### Task instructions
Below is a listing; reproduce each line of it exactly.

### Supplied material
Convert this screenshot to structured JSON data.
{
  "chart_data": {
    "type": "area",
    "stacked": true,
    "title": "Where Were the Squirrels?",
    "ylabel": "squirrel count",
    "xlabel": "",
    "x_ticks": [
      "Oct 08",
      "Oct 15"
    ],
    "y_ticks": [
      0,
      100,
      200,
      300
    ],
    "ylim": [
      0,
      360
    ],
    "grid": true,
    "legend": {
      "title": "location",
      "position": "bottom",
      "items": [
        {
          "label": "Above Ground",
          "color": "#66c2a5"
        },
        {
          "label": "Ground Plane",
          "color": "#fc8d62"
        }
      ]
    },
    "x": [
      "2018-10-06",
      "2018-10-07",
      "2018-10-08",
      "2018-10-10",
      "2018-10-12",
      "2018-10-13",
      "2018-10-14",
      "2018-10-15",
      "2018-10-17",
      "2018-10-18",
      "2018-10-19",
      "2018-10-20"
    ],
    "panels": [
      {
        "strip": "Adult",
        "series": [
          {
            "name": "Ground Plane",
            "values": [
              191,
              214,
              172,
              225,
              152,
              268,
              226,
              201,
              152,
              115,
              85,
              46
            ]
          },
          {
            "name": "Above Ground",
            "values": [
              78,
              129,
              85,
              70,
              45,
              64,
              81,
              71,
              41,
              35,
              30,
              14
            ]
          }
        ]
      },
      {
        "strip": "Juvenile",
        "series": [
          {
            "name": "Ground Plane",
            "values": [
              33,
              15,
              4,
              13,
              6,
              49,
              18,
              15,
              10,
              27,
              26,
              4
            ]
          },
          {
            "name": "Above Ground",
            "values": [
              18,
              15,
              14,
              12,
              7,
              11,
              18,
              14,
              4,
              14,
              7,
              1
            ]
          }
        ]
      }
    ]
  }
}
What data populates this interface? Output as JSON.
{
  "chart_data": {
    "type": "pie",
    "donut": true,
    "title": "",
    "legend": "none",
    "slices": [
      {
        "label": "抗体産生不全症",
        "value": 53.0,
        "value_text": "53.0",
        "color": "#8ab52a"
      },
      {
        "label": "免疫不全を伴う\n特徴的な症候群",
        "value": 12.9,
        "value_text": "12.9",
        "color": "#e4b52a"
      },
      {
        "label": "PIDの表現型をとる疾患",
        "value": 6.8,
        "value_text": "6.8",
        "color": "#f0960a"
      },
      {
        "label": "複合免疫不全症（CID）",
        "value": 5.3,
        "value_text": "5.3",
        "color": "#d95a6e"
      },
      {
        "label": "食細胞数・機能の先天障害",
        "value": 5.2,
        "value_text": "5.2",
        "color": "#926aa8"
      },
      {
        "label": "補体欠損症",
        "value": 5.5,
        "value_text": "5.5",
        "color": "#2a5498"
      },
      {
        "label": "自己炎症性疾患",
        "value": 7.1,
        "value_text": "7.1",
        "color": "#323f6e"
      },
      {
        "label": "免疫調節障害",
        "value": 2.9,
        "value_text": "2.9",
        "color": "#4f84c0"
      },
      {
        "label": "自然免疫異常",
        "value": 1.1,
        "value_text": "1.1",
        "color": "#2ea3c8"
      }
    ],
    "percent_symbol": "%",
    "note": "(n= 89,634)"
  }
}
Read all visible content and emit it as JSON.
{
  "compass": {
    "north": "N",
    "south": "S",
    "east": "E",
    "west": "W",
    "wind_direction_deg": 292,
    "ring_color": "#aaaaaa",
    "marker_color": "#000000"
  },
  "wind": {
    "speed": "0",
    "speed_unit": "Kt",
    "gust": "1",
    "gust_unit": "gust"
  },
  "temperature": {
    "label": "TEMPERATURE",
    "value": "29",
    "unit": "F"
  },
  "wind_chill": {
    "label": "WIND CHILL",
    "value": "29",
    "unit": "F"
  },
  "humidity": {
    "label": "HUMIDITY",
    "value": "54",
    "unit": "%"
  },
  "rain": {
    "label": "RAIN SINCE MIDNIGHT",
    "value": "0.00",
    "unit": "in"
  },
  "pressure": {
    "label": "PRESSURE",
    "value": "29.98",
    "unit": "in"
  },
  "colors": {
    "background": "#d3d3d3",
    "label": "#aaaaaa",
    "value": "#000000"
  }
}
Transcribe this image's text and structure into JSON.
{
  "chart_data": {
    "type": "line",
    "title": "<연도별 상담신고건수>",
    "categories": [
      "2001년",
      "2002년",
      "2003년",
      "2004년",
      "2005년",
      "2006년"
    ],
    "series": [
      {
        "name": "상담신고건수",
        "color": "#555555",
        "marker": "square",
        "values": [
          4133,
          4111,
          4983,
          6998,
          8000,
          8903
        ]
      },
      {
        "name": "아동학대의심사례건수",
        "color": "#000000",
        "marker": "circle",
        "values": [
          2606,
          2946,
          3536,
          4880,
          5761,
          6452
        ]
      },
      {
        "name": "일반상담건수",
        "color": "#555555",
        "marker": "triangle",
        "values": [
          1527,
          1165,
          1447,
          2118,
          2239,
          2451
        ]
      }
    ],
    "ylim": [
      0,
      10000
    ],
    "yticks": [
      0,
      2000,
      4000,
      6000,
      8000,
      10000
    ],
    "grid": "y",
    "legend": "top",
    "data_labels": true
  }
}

### Solution
Convert this screenshot to structured JSON data.
{
  "chart_data": {
    "type": "area",
    "stacked": true,
    "title": "Where Were the Squirrels?",
    "ylabel": "squirrel count",
    "xlabel": "",
    "x_ticks": [
      "Oct 08",
      "Oct 15"
    ],
    "y_ticks": [
      0,
      100,
      200,
      300
    ],
    "ylim": [
      0,
      360
    ],
    "grid": true,
    "legend": {
      "title": "location",
      "position": "bottom",
      "items": [
        {
          "label": "Above Ground",
          "color": "#66c2a5"
        },
        {
          "label": "Ground Plane",
          "color": "#fc8d62"
        }
      ]
    },
    "x": [
      "2018-10-06",
      "2018-10-07",
      "2018-10-08",
      "2018-10-10",
      "2018-10-12",
      "2018-10-13",
      "2018-10-14",
      "2018-10-15",
      "2018-10-17",
      "2018-10-18",
      "2018-10-19",
      "2018-10-20"
    ],
    "panels": [
      {
        "strip": "Adult",
        "series": [
          {
            "name": "Ground Plane",
            "values": [
              191,
              214,
              172,
              225,
              152,
              268,
              226,
              201,
              152,
              115,
              85,
              46
            ]
          },
          {
            "name": "Above Ground",
            "values": [
              78,
              129,
              85,
              70,
              45,
              64,
              81,
              71,
              41,
              35,
              30,
              14
            ]
          }
        ]
      },
      {
        "strip": "Juvenile",
        "series": [
          {
            "name": "Ground Plane",
            "values": [
              33,
              15,
              4,
              13,
              6,
              49,
              18,
              15,
              10,
              27,
              26,
              4
            ]
          },
          {
            "name": "Above Ground",
            "values": [
              18,
              15,
              14,
              12,
              7,
              11,
              18,
              14,
              4,
              14,
              7,
              1
            ]
          }
        ]
      }
    ]
  }
}
What data populates this interface? Output as JSON.
{
  "chart_data": {
    "type": "pie",
    "donut": true,
    "title": "",
    "legend": "none",
    "slices": [
      {
        "label": "抗体産生不全症",
        "value": 53.0,
        "value_text": "53.0",
        "color": "#8ab52a"
      },
      {
        "label": "免疫不全を伴う\n特徴的な症候群",
        "value": 12.9,
        "value_text": "12.9",
        "color": "#e4b52a"
      },
      {
        "label": "PIDの表現型をとる疾患",
        "value": 6.8,
        "value_text": "6.8",
        "color": "#f0960a"
      },
      {
        "label": "複合免疫不全症（CID）",
        "value": 5.3,
        "value_text": "5.3",
        "color": "#d95a6e"
      },
      {
        "label": "食細胞数・機能の先天障害",
        "value": 5.2,
        "value_text": "5.2",
        "color": "#926aa8"
      },
      {
        "label": "補体欠損症",
        "value": 5.5,
        "value_text": "5.5",
        "color": "#2a5498"
      },
      {
        "label": "自己炎症性疾患",
        "value": 7.1,
        "value_text": "7.1",
        "color": "#323f6e"
      },
      {
        "label": "免疫調節障害",
        "value": 2.9,
        "value_text": "2.9",
        "color": "#4f84c0"
      },
      {
        "label": "自然免疫異常",
        "value": 1.1,
        "value_text": "1.1",
        "color": "#2ea3c8"
      }
    ],
    "percent_symbol": "%",
    "note": "(n= 89,634)"
  }
}
Read all visible content and emit it as JSON.
{
  "compass": {
    "north": "N",
    "south": "S",
    "east": "E",
    "west": "W",
    "wind_direction_deg": 292,
    "ring_color": "#aaaaaa",
    "marker_color": "#000000"
  },
  "wind": {
    "speed": "0",
    "speed_unit": "Kt",
    "gust": "1",
    "gust_unit": "gust"
  },
  "temperature": {
    "label": "TEMPERATURE",
    "value": "29",
    "unit": "F"
  },
  "wind_chill": {
    "label": "WIND CHILL",
    "value": "29",
    "unit": "F"
  },
  "humidity": {
    "label": "HUMIDITY",
    "value": "54",
    "unit": "%"
  },
  "rain": {
    "label": "RAIN SINCE MIDNIGHT",
    "value": "0.00",
    "unit": "in"
  },
  "pressure": {
    "label": "PRESSURE",
    "value": "29.98",
    "unit": "in"
  },
  "colors": {
    "background": "#d3d3d3",
    "label": "#aaaaaa",
    "value": "#000000"
  }
}
Transcribe this image's text and structure into JSON.
{
  "chart_data": {
    "type": "line",
    "title": "<연도별 상담신고건수>",
    "categories": [
      "2001년",
      "2002년",
      "2003년",
      "2004년",
      "2005년",
      "2006년"
    ],
    "series": [
      {
        "name": "상담신고건수",
        "color": "#555555",
        "marker": "square",
        "values": [
          4133,
          4111,
          4983,
          6998,
          8000,
          8903
        ]
      },
      {
        "name": "아동학대의심사례건수",
        "color": "#000000",
        "marker": "circle",
        "values": [
          2606,
          2946,
          3536,
          4880,
          5761,
          6452
        ]
      },
      {
        "name": "일반상담건수",
        "color": "#555555",
        "marker": "triangle",
        "values": [
          1527,
          1165,
          1447,
          2118,
          2239,
          2451
        ]
      }
    ],
    "ylim": [
      0,
      10000
    ],
    "yticks": [
      0,
      2000,
      4000,
      6000,
      8000,
      10000
    ],
    "grid": "y",
    "legend": "top",
    "data_labels": true
  }
}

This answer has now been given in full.